___ Given data ___

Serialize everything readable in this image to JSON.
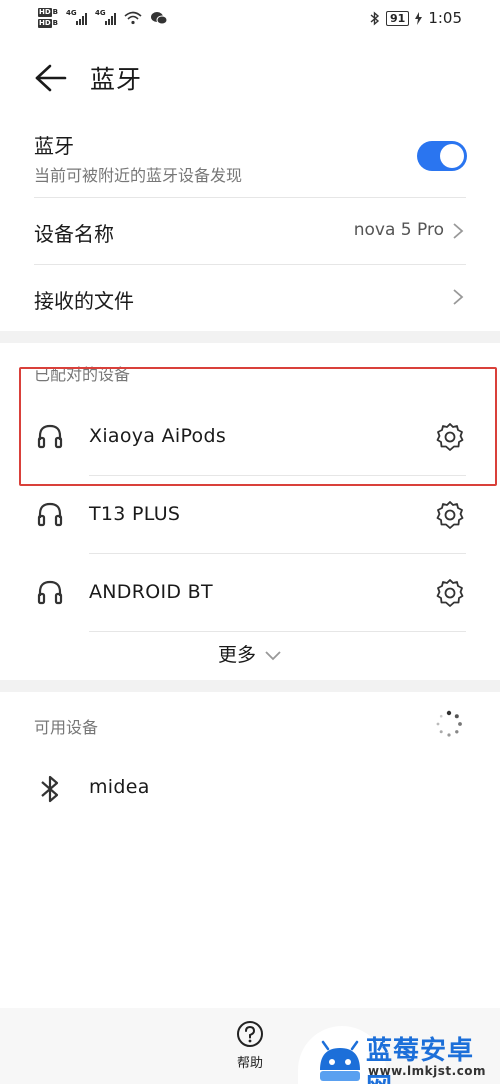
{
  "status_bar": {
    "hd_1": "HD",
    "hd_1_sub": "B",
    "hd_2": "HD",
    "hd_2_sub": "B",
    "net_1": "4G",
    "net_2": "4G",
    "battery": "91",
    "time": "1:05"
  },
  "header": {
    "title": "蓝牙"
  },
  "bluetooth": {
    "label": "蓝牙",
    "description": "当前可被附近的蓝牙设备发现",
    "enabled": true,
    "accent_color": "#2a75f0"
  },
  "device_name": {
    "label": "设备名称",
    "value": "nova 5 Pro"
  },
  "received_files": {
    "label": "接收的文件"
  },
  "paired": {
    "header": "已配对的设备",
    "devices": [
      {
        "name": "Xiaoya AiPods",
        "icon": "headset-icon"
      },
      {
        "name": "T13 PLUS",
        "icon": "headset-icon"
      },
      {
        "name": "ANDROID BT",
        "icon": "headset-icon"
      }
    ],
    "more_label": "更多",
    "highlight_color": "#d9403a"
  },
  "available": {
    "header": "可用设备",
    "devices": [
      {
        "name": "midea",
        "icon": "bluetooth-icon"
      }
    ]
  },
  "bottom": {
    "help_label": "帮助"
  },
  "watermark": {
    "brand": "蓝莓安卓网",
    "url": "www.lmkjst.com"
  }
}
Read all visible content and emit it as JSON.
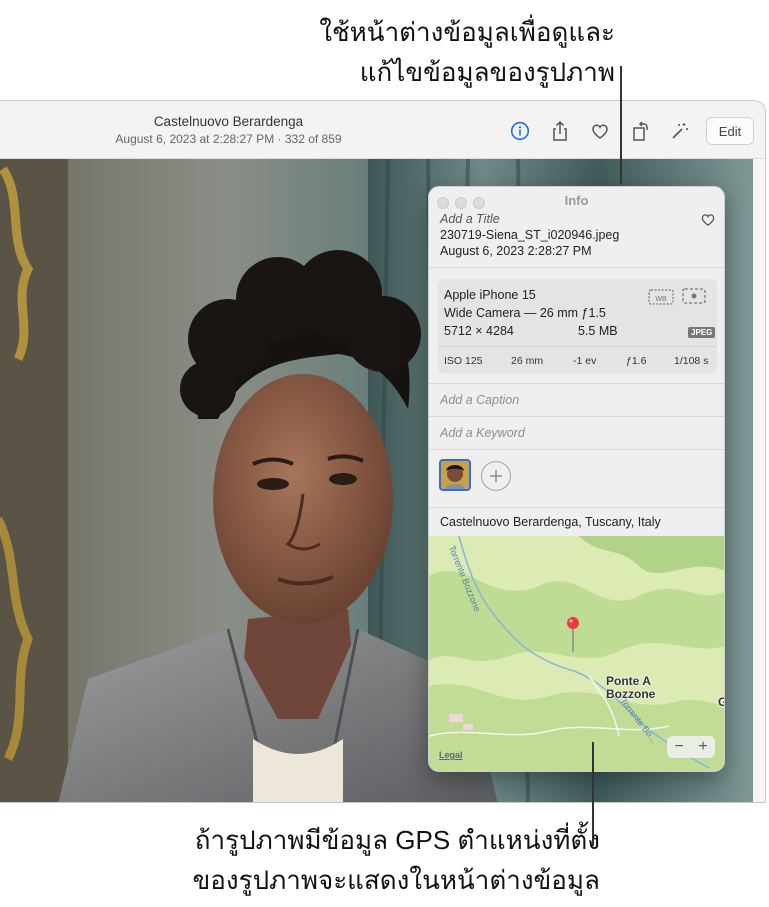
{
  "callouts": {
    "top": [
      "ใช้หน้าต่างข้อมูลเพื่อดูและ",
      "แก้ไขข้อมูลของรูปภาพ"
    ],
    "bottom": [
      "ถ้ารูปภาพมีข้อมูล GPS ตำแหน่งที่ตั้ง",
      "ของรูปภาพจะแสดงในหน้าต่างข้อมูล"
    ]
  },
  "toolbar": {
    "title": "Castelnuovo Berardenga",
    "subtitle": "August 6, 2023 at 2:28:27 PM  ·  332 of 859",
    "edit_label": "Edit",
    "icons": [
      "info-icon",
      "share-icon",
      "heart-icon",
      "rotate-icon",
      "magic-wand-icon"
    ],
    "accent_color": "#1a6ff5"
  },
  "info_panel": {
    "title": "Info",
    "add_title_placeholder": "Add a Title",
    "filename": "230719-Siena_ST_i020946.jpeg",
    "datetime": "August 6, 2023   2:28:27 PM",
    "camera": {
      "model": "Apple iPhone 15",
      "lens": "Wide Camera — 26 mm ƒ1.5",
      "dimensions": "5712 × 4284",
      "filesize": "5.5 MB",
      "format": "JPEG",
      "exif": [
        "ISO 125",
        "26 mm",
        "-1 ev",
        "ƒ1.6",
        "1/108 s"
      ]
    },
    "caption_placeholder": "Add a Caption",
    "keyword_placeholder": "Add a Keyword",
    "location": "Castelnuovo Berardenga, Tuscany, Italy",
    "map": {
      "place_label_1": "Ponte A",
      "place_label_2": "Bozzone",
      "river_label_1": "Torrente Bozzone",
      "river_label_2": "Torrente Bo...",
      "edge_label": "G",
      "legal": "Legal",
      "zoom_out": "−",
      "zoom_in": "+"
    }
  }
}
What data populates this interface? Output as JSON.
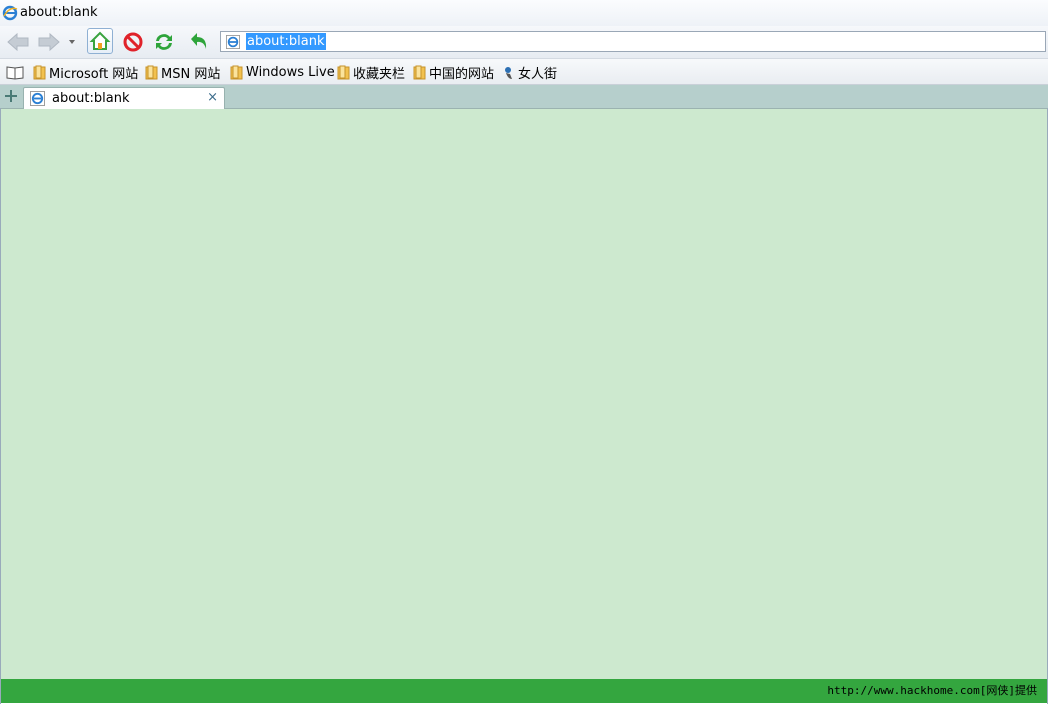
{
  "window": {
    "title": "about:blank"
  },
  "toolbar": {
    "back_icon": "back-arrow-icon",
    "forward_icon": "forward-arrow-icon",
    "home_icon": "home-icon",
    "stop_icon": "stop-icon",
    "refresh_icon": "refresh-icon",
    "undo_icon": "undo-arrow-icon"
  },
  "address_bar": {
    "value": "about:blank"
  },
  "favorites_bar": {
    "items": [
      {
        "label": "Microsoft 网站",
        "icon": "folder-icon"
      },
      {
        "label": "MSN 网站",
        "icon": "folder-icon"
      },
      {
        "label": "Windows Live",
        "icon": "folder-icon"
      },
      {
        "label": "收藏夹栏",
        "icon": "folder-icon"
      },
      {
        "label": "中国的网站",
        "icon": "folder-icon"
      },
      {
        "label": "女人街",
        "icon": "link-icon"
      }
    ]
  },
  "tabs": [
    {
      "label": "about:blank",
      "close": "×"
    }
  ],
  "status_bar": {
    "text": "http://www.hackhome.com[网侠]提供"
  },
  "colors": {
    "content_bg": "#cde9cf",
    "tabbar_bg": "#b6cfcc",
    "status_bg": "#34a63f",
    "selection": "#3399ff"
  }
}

___

» **Exercise brief**:
The pictures should not appear in the copy; every other part of the records above must be returned exactly.

» **Result of this task**:
Serialize everything readable in this image to JSON.
{
  "status_bar": {
    "hd_1": "HD",
    "hd_1_sub": "B",
    "hd_2": "HD",
    "hd_2_sub": "B",
    "net_1": "4G",
    "net_2": "4G",
    "battery": "91",
    "time": "1:05"
  },
  "header": {
    "title": "蓝牙"
  },
  "bluetooth": {
    "label": "蓝牙",
    "description": "当前可被附近的蓝牙设备发现",
    "enabled": true,
    "accent_color": "#2a75f0"
  },
  "device_name": {
    "label": "设备名称",
    "value": "nova 5 Pro"
  },
  "received_files": {
    "label": "接收的文件"
  },
  "paired": {
    "header": "已配对的设备",
    "devices": [
      {
        "name": "Xiaoya AiPods",
        "icon": "headset-icon"
      },
      {
        "name": "T13 PLUS",
        "icon": "headset-icon"
      },
      {
        "name": "ANDROID BT",
        "icon": "headset-icon"
      }
    ],
    "more_label": "更多",
    "highlight_color": "#d9403a"
  },
  "available": {
    "header": "可用设备",
    "devices": [
      {
        "name": "midea",
        "icon": "bluetooth-icon"
      }
    ]
  },
  "bottom": {
    "help_label": "帮助"
  },
  "watermark": {
    "brand": "蓝莓安卓网",
    "url": "www.lmkjst.com"
  }
}
Read all visible content and emit it as JSON.
{
  "callouts": {
    "top": [
      "ใช้หน้าต่างข้อมูลเพื่อดูและ",
      "แก้ไขข้อมูลของรูปภาพ"
    ],
    "bottom": [
      "ถ้ารูปภาพมีข้อมูล GPS ตำแหน่งที่ตั้ง",
      "ของรูปภาพจะแสดงในหน้าต่างข้อมูล"
    ]
  },
  "toolbar": {
    "title": "Castelnuovo Berardenga",
    "subtitle": "August 6, 2023 at 2:28:27 PM  ·  332 of 859",
    "edit_label": "Edit",
    "icons": [
      "info-icon",
      "share-icon",
      "heart-icon",
      "rotate-icon",
      "magic-wand-icon"
    ],
    "accent_color": "#1a6ff5"
  },
  "info_panel": {
    "title": "Info",
    "add_title_placeholder": "Add a Title",
    "filename": "230719-Siena_ST_i020946.jpeg",
    "datetime": "August 6, 2023   2:28:27 PM",
    "camera": {
      "model": "Apple iPhone 15",
      "lens": "Wide Camera — 26 mm ƒ1.5",
      "dimensions": "5712 × 4284",
      "filesize": "5.5 MB",
      "format": "JPEG",
      "exif": [
        "ISO 125",
        "26 mm",
        "-1 ev",
        "ƒ1.6",
        "1/108 s"
      ]
    },
    "caption_placeholder": "Add a Caption",
    "keyword_placeholder": "Add a Keyword",
    "location": "Castelnuovo Berardenga, Tuscany, Italy",
    "map": {
      "place_label_1": "Ponte A",
      "place_label_2": "Bozzone",
      "river_label_1": "Torrente Bozzone",
      "river_label_2": "Torrente Bo...",
      "edge_label": "G",
      "legal": "Legal",
      "zoom_out": "−",
      "zoom_in": "+"
    }
  }
}
What data populates this interface? Output as JSON.
{
  "window": {
    "title": "about:blank"
  },
  "toolbar": {
    "back_icon": "back-arrow-icon",
    "forward_icon": "forward-arrow-icon",
    "home_icon": "home-icon",
    "stop_icon": "stop-icon",
    "refresh_icon": "refresh-icon",
    "undo_icon": "undo-arrow-icon"
  },
  "address_bar": {
    "value": "about:blank"
  },
  "favorites_bar": {
    "items": [
      {
        "label": "Microsoft 网站",
        "icon": "folder-icon"
      },
      {
        "label": "MSN 网站",
        "icon": "folder-icon"
      },
      {
        "label": "Windows Live",
        "icon": "folder-icon"
      },
      {
        "label": "收藏夹栏",
        "icon": "folder-icon"
      },
      {
        "label": "中国的网站",
        "icon": "folder-icon"
      },
      {
        "label": "女人街",
        "icon": "link-icon"
      }
    ]
  },
  "tabs": [
    {
      "label": "about:blank",
      "close": "×"
    }
  ],
  "status_bar": {
    "text": "http://www.hackhome.com[网侠]提供"
  },
  "colors": {
    "content_bg": "#cde9cf",
    "tabbar_bg": "#b6cfcc",
    "status_bg": "#34a63f",
    "selection": "#3399ff"
  }
}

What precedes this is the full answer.